_What is required_
Count the lines in the records below that contain the word "adjusted", and reply with only that number.

** begin Record excerpts **

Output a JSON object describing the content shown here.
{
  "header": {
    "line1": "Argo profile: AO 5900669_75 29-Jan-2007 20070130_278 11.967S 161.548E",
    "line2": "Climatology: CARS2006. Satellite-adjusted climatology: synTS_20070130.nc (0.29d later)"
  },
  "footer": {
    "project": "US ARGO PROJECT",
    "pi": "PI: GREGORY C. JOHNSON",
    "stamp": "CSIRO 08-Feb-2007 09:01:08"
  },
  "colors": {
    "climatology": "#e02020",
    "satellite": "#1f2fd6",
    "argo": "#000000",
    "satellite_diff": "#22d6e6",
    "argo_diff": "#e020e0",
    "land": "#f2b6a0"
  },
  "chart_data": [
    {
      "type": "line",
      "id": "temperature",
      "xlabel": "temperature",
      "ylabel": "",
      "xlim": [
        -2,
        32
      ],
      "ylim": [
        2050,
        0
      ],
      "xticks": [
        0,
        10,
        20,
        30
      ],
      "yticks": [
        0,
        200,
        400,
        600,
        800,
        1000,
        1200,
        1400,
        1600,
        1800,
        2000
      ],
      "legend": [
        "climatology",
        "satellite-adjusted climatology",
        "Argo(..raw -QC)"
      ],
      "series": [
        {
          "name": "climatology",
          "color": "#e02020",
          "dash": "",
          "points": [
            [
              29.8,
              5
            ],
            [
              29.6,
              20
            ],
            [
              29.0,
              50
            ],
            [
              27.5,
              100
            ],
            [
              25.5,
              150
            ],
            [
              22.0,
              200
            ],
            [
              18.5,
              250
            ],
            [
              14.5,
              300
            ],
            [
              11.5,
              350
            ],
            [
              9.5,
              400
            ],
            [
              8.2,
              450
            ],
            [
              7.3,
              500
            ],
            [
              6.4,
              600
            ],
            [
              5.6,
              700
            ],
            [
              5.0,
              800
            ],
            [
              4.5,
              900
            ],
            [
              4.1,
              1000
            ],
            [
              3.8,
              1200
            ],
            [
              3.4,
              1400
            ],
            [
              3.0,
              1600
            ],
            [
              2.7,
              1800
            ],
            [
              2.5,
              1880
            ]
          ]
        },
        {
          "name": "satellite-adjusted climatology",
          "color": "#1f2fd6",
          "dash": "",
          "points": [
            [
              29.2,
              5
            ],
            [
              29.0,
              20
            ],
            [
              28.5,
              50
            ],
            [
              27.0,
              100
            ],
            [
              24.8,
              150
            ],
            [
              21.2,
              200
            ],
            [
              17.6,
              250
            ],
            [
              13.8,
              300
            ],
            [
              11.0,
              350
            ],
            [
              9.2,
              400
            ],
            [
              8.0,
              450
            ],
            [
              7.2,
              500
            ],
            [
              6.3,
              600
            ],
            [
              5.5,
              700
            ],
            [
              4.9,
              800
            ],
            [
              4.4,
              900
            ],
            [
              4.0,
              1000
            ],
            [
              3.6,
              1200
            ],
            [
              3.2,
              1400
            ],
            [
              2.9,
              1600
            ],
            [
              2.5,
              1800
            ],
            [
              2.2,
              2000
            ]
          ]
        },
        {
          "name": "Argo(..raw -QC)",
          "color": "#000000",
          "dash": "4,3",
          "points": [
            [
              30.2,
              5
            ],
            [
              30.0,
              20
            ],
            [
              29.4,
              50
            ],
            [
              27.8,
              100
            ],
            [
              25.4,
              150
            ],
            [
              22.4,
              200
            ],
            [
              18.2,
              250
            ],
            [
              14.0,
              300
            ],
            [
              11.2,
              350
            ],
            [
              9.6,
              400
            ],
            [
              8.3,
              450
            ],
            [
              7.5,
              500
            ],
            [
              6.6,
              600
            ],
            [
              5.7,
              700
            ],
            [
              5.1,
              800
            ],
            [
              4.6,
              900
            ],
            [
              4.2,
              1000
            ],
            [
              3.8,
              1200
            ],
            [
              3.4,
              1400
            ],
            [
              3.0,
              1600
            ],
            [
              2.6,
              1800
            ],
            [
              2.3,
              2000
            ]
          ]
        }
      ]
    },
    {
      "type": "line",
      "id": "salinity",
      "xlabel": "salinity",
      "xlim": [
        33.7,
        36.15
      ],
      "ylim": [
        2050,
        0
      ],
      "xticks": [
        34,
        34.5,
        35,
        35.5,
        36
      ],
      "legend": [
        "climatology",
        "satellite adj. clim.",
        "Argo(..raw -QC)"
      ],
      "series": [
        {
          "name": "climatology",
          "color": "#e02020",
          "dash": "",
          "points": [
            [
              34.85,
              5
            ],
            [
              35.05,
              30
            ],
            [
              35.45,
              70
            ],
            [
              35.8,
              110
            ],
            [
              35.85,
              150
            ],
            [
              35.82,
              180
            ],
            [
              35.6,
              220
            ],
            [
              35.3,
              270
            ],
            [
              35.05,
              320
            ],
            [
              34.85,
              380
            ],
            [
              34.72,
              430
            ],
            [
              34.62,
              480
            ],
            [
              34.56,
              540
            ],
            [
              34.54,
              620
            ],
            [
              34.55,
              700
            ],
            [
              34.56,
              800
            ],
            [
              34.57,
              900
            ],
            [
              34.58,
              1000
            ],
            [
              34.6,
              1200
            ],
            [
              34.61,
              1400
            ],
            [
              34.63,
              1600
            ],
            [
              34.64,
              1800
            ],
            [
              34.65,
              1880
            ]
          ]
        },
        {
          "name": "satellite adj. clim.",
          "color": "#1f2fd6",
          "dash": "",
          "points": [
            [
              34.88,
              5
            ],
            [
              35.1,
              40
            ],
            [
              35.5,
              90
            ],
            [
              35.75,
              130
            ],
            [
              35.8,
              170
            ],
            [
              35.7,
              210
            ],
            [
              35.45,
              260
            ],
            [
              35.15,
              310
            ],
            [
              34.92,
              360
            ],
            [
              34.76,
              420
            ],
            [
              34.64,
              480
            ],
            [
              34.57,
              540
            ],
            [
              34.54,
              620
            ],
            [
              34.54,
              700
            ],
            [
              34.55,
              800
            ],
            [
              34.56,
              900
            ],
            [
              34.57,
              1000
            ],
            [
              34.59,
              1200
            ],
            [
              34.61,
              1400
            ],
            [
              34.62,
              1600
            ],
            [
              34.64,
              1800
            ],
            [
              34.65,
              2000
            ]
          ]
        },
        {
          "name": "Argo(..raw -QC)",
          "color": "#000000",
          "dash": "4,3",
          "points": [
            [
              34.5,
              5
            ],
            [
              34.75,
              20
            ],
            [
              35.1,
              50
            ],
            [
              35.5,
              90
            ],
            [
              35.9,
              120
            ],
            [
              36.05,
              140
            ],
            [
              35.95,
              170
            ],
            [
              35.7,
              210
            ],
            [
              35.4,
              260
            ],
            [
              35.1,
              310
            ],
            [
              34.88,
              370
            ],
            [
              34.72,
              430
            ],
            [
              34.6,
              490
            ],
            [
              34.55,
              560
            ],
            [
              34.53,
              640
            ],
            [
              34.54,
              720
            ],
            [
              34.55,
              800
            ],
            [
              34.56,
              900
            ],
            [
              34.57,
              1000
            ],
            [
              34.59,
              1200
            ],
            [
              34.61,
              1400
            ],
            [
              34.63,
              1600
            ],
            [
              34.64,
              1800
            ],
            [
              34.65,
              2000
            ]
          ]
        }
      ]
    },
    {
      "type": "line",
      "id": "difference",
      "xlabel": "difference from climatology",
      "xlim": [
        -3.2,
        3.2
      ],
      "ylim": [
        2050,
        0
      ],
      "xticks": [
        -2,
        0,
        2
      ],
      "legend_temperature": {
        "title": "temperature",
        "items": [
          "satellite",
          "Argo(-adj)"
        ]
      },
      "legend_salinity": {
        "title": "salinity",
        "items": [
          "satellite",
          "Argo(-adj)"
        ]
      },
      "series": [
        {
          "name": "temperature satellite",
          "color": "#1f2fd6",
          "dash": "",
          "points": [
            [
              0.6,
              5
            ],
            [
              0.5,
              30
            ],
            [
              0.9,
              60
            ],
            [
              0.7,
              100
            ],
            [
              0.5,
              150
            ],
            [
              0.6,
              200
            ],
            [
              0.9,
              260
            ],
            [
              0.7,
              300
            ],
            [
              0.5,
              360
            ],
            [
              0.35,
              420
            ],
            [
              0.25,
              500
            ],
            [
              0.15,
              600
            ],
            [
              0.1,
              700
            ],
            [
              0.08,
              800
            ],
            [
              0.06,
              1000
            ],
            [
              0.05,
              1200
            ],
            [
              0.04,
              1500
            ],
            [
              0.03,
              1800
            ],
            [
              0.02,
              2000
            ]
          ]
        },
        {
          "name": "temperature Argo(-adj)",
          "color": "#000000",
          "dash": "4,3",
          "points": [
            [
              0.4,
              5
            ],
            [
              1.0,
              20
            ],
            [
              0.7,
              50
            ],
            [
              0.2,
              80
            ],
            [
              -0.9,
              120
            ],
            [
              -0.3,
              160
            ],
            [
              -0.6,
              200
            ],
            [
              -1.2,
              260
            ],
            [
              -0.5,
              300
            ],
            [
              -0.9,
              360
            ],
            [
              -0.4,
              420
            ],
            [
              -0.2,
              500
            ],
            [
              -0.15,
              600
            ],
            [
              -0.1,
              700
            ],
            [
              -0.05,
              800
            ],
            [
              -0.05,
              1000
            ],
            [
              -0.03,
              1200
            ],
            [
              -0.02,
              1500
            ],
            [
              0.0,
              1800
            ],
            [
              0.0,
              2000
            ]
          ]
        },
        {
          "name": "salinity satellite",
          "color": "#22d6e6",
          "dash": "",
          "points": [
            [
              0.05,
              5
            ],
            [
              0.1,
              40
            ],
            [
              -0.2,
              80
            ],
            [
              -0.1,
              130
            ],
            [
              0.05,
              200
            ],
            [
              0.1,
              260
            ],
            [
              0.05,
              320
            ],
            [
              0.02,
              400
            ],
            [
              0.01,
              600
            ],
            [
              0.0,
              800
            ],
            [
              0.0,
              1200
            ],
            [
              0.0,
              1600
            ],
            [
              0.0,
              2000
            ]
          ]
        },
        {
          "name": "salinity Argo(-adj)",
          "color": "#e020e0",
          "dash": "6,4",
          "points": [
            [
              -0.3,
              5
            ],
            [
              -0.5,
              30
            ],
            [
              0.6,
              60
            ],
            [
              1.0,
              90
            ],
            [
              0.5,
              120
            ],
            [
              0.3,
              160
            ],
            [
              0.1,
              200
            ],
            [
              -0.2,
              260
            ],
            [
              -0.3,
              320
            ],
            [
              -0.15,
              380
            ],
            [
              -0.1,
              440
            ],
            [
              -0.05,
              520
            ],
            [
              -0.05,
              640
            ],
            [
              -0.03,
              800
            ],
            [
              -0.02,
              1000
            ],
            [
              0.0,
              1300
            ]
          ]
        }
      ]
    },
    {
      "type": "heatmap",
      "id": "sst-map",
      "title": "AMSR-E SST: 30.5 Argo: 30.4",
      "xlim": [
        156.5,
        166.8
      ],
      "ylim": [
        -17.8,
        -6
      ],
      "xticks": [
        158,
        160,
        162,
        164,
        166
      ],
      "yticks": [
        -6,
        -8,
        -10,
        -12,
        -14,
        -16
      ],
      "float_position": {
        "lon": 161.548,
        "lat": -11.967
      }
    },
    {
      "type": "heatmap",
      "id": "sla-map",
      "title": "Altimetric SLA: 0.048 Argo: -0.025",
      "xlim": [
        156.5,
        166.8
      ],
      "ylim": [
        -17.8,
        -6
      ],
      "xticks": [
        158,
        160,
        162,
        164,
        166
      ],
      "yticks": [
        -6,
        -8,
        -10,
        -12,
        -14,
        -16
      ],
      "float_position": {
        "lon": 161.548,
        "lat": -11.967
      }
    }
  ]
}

** end Record excerpts **

_Answer to this task_
3